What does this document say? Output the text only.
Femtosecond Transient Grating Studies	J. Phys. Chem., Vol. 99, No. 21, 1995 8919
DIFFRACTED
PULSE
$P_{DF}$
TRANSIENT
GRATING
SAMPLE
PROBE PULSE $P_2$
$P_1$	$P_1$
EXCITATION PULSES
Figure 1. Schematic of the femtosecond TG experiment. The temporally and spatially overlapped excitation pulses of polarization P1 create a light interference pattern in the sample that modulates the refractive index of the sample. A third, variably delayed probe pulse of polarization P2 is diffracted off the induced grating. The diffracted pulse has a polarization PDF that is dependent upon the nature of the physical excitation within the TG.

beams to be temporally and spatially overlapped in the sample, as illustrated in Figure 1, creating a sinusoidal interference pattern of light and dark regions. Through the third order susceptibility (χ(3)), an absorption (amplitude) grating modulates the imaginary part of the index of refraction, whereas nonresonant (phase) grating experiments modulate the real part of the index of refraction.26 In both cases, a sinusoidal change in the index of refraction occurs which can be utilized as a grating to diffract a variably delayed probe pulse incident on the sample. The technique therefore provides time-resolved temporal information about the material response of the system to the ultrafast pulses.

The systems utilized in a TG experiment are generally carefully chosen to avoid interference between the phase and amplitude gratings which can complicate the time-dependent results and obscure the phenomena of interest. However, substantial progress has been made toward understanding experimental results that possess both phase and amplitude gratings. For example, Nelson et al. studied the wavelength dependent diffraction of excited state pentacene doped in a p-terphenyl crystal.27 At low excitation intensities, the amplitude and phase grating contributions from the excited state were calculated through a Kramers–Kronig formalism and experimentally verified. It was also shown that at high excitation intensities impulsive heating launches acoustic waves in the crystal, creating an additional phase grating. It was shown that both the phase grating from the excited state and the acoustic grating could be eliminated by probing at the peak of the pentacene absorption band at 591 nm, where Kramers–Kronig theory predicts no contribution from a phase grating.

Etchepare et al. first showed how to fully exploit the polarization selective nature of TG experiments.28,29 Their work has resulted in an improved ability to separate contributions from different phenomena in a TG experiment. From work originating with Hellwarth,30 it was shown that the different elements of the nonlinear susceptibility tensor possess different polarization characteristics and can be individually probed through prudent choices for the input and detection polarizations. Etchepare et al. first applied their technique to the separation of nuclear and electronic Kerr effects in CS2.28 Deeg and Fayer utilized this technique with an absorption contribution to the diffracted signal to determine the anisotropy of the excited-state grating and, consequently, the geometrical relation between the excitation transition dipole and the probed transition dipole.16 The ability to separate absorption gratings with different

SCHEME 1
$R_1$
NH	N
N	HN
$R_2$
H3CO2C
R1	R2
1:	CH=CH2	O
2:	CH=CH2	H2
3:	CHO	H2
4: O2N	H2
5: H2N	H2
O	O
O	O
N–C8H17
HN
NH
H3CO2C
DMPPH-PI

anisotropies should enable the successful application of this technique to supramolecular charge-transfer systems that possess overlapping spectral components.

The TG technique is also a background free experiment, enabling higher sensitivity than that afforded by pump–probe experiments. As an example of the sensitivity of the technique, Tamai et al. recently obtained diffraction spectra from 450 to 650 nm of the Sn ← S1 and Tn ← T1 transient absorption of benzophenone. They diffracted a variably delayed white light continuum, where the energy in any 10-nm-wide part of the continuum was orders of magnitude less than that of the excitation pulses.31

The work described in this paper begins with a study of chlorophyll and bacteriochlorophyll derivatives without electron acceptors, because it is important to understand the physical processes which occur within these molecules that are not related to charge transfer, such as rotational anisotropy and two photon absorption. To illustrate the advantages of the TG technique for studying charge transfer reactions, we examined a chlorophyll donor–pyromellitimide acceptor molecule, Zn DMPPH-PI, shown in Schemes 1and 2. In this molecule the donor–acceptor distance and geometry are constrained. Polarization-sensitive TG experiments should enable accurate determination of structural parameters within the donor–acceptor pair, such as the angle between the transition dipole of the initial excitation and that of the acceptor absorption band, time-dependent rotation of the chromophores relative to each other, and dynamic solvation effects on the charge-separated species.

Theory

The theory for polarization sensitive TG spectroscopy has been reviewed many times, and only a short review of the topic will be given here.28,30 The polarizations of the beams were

## Brief
The number of lines in the data that hold "only" is all that should be given.

## Result of the exercise
2